> [Exercise]: Read through the data and report every line in which the word "when" occurs.

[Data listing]
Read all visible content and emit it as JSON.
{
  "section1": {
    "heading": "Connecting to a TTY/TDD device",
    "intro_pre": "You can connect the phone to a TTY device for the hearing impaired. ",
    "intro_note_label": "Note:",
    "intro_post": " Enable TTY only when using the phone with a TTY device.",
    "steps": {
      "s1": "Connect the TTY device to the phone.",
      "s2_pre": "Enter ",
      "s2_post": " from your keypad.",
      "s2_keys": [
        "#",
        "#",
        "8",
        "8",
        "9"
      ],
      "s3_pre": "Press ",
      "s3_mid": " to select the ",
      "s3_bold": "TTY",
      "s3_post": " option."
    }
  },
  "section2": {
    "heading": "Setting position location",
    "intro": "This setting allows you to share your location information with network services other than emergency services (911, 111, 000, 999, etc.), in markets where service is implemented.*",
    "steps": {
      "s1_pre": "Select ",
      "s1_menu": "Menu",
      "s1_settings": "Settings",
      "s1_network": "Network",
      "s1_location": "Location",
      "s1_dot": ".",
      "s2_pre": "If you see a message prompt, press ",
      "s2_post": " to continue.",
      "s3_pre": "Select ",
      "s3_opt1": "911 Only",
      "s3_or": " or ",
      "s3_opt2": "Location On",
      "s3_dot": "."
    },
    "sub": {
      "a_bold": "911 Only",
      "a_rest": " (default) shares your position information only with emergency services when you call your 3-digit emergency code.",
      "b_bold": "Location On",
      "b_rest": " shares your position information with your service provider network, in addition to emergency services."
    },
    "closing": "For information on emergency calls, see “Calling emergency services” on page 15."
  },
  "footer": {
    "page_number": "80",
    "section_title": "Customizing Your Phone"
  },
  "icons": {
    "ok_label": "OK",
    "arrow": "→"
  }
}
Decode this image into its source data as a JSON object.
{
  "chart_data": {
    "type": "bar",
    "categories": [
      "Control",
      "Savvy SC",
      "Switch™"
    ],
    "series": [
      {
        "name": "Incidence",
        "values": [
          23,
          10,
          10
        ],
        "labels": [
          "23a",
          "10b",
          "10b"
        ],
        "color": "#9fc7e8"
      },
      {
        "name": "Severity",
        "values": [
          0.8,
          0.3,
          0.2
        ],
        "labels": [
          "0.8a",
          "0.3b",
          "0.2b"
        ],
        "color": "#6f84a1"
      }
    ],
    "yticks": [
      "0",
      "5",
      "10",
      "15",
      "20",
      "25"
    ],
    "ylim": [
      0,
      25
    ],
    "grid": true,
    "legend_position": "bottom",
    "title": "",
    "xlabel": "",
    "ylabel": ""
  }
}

> [Output below]:
    "intro_post": " Enable TTY only when using the phone with a TTY device.",
      "a_rest": " (default) shares your position information only with emergency services when you call your 3-digit emergency code.",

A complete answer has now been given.